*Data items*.
☆ ☆ ☆

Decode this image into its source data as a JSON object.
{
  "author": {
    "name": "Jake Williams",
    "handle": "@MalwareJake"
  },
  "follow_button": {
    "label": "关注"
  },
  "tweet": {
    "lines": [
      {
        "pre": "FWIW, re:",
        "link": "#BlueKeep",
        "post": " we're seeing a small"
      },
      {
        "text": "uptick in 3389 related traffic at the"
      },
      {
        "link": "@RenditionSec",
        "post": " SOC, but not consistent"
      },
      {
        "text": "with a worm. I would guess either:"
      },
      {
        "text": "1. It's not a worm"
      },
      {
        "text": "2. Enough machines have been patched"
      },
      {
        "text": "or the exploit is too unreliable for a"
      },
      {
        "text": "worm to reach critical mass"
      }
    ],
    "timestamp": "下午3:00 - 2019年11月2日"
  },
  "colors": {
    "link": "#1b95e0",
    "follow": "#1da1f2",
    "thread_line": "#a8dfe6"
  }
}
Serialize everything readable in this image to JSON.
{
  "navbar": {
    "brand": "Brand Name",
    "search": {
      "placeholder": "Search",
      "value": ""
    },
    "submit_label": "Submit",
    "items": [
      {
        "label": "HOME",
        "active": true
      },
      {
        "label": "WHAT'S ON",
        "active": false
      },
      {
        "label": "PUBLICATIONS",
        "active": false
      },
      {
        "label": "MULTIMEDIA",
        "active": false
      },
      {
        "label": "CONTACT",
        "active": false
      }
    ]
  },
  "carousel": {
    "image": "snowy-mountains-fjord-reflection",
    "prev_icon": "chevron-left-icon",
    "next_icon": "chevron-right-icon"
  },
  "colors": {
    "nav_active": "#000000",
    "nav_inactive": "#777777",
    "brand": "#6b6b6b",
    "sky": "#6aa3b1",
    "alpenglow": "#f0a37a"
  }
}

☆ ☆ ☆

*WHAT YOU HAVE TO DO*.
Take the entries and copy them out exactly.

*TASK RESPONSE*.
Decode this image into its source data as a JSON object.
{
  "author": {
    "name": "Jake Williams",
    "handle": "@MalwareJake"
  },
  "follow_button": {
    "label": "关注"
  },
  "tweet": {
    "lines": [
      {
        "pre": "FWIW, re:",
        "link": "#BlueKeep",
        "post": " we're seeing a small"
      },
      {
        "text": "uptick in 3389 related traffic at the"
      },
      {
        "link": "@RenditionSec",
        "post": " SOC, but not consistent"
      },
      {
        "text": "with a worm. I would guess either:"
      },
      {
        "text": "1. It's not a worm"
      },
      {
        "text": "2. Enough machines have been patched"
      },
      {
        "text": "or the exploit is too unreliable for a"
      },
      {
        "text": "worm to reach critical mass"
      }
    ],
    "timestamp": "下午3:00 - 2019年11月2日"
  },
  "colors": {
    "link": "#1b95e0",
    "follow": "#1da1f2",
    "thread_line": "#a8dfe6"
  }
}
Serialize everything readable in this image to JSON.
{
  "navbar": {
    "brand": "Brand Name",
    "search": {
      "placeholder": "Search",
      "value": ""
    },
    "submit_label": "Submit",
    "items": [
      {
        "label": "HOME",
        "active": true
      },
      {
        "label": "WHAT'S ON",
        "active": false
      },
      {
        "label": "PUBLICATIONS",
        "active": false
      },
      {
        "label": "MULTIMEDIA",
        "active": false
      },
      {
        "label": "CONTACT",
        "active": false
      }
    ]
  },
  "carousel": {
    "image": "snowy-mountains-fjord-reflection",
    "prev_icon": "chevron-left-icon",
    "next_icon": "chevron-right-icon"
  },
  "colors": {
    "nav_active": "#000000",
    "nav_inactive": "#777777",
    "brand": "#6b6b6b",
    "sky": "#6aa3b1",
    "alpenglow": "#f0a37a"
  }
}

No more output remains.